(Collected data entries)
□ □ □ □

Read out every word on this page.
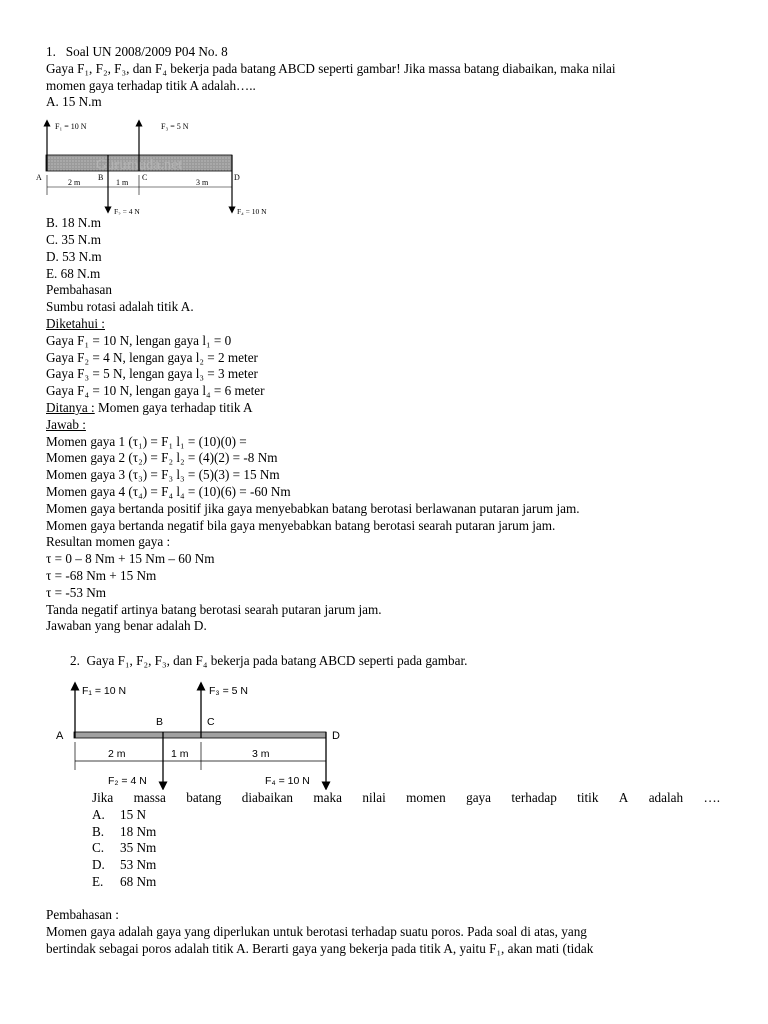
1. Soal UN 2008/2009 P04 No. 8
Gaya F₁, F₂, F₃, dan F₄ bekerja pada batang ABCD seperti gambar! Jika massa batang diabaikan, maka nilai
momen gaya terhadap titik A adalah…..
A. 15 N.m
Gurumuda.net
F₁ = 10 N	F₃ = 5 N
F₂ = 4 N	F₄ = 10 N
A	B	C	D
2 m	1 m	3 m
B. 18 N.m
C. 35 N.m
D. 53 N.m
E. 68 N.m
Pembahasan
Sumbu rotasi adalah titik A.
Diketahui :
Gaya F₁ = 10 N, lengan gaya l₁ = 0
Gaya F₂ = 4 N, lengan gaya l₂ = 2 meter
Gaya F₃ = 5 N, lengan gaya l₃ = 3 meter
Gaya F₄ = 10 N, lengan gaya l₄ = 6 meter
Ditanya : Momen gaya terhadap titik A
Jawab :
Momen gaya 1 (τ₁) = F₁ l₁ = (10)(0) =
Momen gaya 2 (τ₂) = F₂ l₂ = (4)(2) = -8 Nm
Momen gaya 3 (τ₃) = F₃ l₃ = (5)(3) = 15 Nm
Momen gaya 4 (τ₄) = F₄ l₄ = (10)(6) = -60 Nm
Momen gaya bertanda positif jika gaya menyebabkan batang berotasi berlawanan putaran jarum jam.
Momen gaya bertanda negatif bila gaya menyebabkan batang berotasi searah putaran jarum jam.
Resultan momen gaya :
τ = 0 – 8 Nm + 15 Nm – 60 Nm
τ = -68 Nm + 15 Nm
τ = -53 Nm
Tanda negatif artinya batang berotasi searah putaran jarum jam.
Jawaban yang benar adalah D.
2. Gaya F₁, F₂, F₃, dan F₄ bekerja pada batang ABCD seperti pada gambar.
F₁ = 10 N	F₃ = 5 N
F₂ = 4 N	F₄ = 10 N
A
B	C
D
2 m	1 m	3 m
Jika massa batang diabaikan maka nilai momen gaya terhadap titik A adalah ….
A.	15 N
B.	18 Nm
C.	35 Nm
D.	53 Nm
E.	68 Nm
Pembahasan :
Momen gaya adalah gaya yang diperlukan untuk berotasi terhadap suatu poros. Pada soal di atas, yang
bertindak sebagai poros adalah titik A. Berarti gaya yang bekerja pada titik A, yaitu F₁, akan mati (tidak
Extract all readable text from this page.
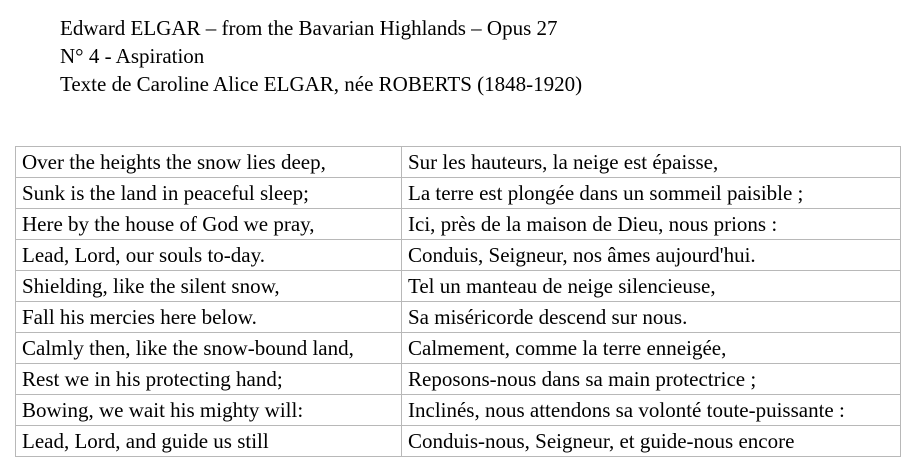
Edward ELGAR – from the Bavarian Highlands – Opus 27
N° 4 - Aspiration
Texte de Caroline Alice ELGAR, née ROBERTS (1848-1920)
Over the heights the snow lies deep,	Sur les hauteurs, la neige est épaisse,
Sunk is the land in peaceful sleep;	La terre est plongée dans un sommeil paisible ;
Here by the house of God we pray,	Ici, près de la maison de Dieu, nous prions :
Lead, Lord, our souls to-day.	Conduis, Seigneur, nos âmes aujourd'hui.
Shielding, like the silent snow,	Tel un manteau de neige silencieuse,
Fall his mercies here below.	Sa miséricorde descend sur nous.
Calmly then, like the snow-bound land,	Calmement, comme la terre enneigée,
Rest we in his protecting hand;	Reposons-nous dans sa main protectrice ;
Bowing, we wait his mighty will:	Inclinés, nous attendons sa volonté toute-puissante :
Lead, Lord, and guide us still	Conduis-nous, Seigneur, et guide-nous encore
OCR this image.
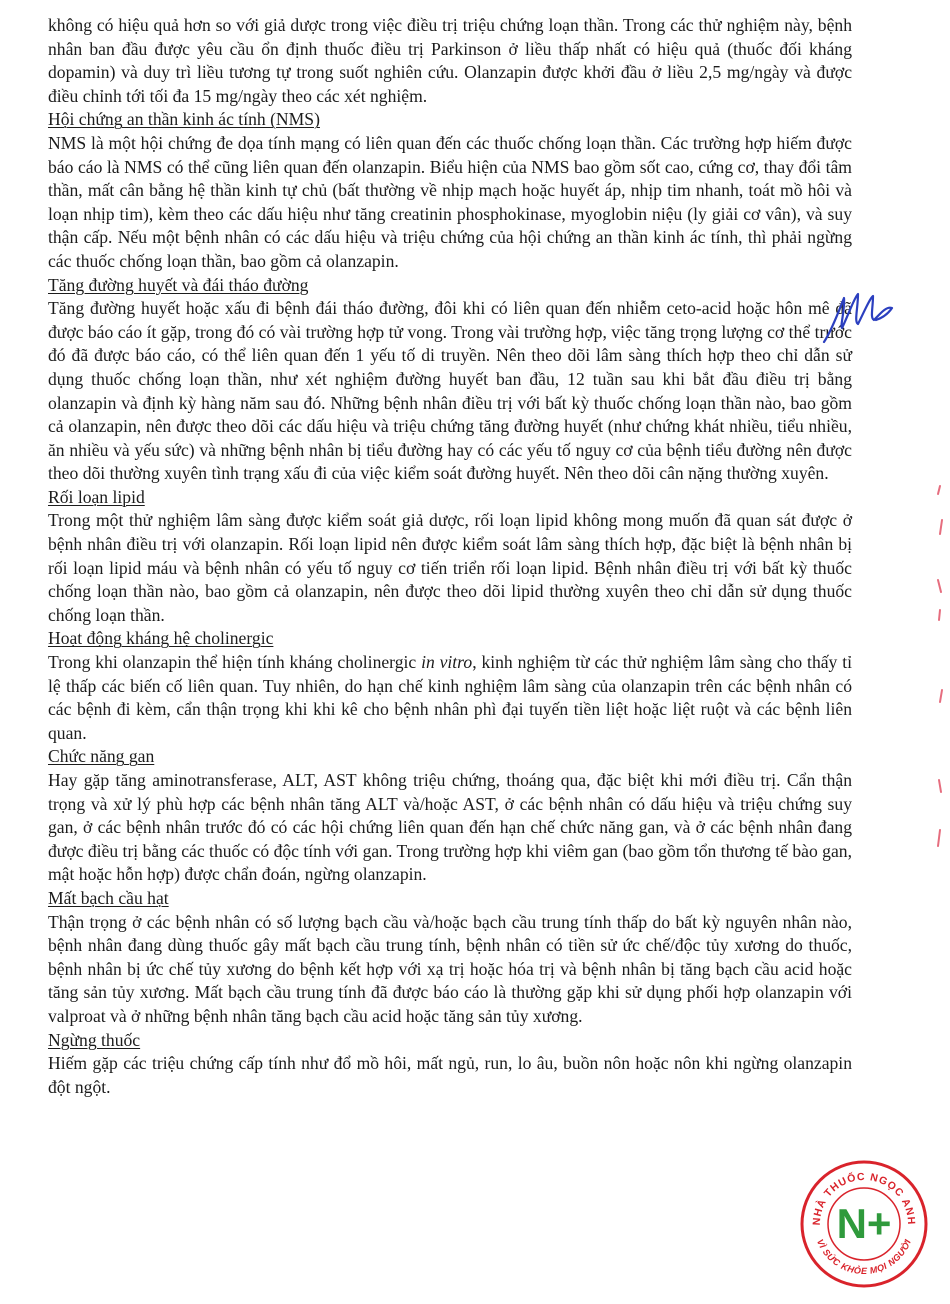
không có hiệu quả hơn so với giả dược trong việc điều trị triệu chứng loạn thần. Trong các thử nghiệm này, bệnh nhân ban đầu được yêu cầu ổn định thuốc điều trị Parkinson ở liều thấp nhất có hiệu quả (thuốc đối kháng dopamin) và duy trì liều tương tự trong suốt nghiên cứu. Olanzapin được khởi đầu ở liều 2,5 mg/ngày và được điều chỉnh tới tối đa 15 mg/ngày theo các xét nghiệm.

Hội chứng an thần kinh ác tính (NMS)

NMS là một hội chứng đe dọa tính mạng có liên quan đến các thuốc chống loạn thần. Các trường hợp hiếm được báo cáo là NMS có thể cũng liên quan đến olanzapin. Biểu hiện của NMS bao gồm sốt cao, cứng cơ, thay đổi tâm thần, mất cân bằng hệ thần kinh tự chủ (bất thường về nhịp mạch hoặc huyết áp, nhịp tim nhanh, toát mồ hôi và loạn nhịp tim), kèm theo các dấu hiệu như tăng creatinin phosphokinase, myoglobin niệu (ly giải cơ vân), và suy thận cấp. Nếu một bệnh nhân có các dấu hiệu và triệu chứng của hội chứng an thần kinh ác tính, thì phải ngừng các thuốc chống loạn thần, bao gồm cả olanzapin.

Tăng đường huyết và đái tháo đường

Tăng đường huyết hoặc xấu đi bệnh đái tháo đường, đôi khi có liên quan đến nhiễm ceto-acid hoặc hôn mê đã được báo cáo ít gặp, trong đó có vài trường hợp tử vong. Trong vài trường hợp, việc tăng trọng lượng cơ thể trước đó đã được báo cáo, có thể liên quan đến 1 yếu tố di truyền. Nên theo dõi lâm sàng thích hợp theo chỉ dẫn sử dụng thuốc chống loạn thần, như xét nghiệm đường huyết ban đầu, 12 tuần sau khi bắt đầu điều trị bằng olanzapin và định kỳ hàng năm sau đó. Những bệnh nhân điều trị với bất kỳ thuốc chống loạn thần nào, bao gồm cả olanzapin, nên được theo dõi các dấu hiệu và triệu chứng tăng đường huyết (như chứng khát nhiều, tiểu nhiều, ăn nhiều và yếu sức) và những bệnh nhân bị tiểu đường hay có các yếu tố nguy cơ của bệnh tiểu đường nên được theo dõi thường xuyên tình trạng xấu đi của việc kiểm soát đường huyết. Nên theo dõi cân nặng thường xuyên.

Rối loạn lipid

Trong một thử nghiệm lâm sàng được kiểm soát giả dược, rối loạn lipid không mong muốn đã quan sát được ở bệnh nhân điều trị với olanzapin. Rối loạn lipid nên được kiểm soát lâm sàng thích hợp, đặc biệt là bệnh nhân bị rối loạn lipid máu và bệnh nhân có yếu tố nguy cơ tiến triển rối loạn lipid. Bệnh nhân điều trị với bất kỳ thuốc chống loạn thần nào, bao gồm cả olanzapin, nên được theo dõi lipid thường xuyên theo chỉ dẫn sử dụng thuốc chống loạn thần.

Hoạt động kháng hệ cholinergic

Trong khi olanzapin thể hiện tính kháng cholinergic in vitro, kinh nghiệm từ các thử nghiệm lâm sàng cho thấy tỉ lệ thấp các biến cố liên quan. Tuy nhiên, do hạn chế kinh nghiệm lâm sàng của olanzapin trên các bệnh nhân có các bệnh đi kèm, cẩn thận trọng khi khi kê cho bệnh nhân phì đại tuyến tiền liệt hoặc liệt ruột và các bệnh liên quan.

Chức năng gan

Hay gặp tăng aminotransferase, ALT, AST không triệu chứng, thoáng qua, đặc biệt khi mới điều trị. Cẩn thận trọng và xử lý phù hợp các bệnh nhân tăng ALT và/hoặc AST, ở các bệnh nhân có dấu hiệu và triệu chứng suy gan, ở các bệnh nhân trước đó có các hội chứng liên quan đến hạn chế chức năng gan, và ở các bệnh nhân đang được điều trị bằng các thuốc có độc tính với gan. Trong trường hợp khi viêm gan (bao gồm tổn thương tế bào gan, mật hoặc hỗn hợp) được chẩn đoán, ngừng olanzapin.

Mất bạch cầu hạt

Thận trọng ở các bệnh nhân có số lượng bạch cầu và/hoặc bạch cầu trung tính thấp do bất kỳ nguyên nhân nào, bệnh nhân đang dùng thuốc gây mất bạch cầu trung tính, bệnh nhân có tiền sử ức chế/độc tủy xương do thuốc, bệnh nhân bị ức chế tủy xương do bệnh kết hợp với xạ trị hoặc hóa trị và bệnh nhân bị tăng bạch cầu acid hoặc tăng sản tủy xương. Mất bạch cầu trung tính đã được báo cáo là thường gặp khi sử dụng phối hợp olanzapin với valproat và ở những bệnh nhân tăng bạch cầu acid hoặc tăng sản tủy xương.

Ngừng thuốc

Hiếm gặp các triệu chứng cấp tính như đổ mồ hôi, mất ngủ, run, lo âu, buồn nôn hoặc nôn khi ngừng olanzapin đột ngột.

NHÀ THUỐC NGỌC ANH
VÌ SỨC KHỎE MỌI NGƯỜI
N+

□ □ □ □

- PROBLEM REQUIREMENTS
Lines containing "lipid" are to be counted. State the total and add nothing.

- FINISHED TASK
2